_What you should do_
Lay out the lines of the data below as a JSON list of strings, with one string per line and any blank lines omitted.
═══ Records for the exercise ═══
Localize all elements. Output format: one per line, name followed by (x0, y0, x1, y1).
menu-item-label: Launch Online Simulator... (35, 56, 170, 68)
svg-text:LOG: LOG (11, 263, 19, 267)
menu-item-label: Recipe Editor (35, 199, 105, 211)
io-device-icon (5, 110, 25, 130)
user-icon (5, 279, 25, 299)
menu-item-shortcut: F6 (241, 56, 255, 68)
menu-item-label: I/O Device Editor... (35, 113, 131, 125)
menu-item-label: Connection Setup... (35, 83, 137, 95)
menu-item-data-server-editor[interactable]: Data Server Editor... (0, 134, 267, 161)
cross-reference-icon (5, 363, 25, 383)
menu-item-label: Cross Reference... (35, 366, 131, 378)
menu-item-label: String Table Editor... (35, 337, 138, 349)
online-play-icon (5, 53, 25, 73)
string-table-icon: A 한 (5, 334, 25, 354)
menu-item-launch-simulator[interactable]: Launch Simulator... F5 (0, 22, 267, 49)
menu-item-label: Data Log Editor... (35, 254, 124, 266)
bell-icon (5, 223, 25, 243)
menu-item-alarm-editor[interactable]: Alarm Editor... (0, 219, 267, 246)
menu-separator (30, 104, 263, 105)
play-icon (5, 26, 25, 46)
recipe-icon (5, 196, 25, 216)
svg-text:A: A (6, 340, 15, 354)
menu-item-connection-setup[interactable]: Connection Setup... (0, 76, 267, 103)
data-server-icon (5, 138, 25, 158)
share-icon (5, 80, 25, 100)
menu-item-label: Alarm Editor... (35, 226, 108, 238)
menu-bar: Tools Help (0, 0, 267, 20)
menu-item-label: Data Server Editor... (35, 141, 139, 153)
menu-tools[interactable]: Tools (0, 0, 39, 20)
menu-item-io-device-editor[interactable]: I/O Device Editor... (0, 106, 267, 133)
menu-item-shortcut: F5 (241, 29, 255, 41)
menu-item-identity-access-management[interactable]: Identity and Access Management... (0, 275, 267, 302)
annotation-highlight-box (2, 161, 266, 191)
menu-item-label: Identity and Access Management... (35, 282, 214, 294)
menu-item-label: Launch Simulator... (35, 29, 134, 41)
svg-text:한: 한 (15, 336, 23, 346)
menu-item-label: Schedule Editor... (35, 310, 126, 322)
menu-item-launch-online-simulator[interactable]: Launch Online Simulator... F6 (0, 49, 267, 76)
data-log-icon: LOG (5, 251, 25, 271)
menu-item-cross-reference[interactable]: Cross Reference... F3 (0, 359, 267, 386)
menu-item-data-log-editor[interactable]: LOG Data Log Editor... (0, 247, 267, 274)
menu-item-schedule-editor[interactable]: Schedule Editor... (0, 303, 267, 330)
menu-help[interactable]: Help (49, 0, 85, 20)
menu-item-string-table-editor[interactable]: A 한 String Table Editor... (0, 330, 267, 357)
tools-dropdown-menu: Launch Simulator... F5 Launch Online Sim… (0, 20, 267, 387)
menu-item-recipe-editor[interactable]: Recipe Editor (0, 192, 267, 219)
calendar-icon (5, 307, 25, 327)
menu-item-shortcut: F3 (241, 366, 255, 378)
═══
_Response_
[
  "Localize all elements. Output format: one per line, name followed by (x0, y0, x1, y1).",
  "menu-item-label: Launch Online Simulator... (35, 56, 170, 68)",
  "svg-text:LOG: LOG (11, 263, 19, 267)",
  "menu-item-label: Recipe Editor (35, 199, 105, 211)",
  "io-device-icon (5, 110, 25, 130)",
  "user-icon (5, 279, 25, 299)",
  "menu-item-shortcut: F6 (241, 56, 255, 68)",
  "menu-item-label: I/O Device Editor... (35, 113, 131, 125)",
  "menu-item-label: Connection Setup... (35, 83, 137, 95)",
  "menu-item-data-server-editor[interactable]: Data Server Editor... (0, 134, 267, 161)",
  "cross-reference-icon (5, 363, 25, 383)",
  "menu-item-label: Cross Reference... (35, 366, 131, 378)",
  "menu-item-label: String Table Editor... (35, 337, 138, 349)",
  "online-play-icon (5, 53, 25, 73)",
  "string-table-icon: A 한 (5, 334, 25, 354)",
  "menu-item-launch-simulator[interactable]: Launch Simulator... F5 (0, 22, 267, 49)",
  "menu-item-label: Data Log Editor... (35, 254, 124, 266)",
  "bell-icon (5, 223, 25, 243)",
  "menu-item-alarm-editor[interactable]: Alarm Editor... (0, 219, 267, 246)",
  "menu-separator (30, 104, 263, 105)",
  "play-icon (5, 26, 25, 46)",
  "recipe-icon (5, 196, 25, 216)",
  "svg-text:A: A (6, 340, 15, 354)",
  "menu-item-connection-setup[interactable]: Connection Setup... (0, 76, 267, 103)",
  "data-server-icon (5, 138, 25, 158)",
  "share-icon (5, 80, 25, 100)",
  "menu-item-label: Alarm Editor... (35, 226, 108, 238)",
  "menu-bar: Tools Help (0, 0, 267, 20)",
  "menu-item-label: Data Server Editor... (35, 141, 139, 153)",
  "menu-tools[interactable]: Tools (0, 0, 39, 20)",
  "menu-item-io-device-editor[interactable]: I/O Device Editor... (0, 106, 267, 133)",
  "menu-item-shortcut: F5 (241, 29, 255, 41)",
  "menu-item-identity-access-management[interactable]: Identity and Access Management... (0, 275, 267, 302)",
  "annotation-highlight-box (2, 161, 266, 191)",
  "menu-item-label: Identity and Access Management... (35, 282, 214, 294)",
  "menu-item-label: Launch Simulator... (35, 29, 134, 41)",
  "svg-text:한: 한 (15, 336, 23, 346)",
  "menu-item-label: Schedule Editor... (35, 310, 126, 322)",
  "menu-item-launch-online-simulator[interactable]: Launch Online Simulator... F6 (0, 49, 267, 76)",
  "data-log-icon: LOG (5, 251, 25, 271)",
  "menu-item-cross-reference[interactable]: Cross Reference... F3 (0, 359, 267, 386)",
  "menu-item-data-log-editor[interactable]: LOG Data Log Editor... (0, 247, 267, 274)",
  "menu-item-schedule-editor[interactable]: Schedule Editor... (0, 303, 267, 330)",
  "menu-help[interactable]: Help (49, 0, 85, 20)",
  "menu-item-string-table-editor[interactable]: A 한 String Table Editor... (0, 330, 267, 357)",
  "tools-dropdown-menu: Launch Simulator... F5 Launch Online Sim… (0, 20, 267, 387)",
  "menu-item-recipe-editor[interactable]: Recipe Editor (0, 192, 267, 219)",
  "calendar-icon (5, 307, 25, 327)",
  "menu-item-shortcut: F3 (241, 366, 255, 378)"
]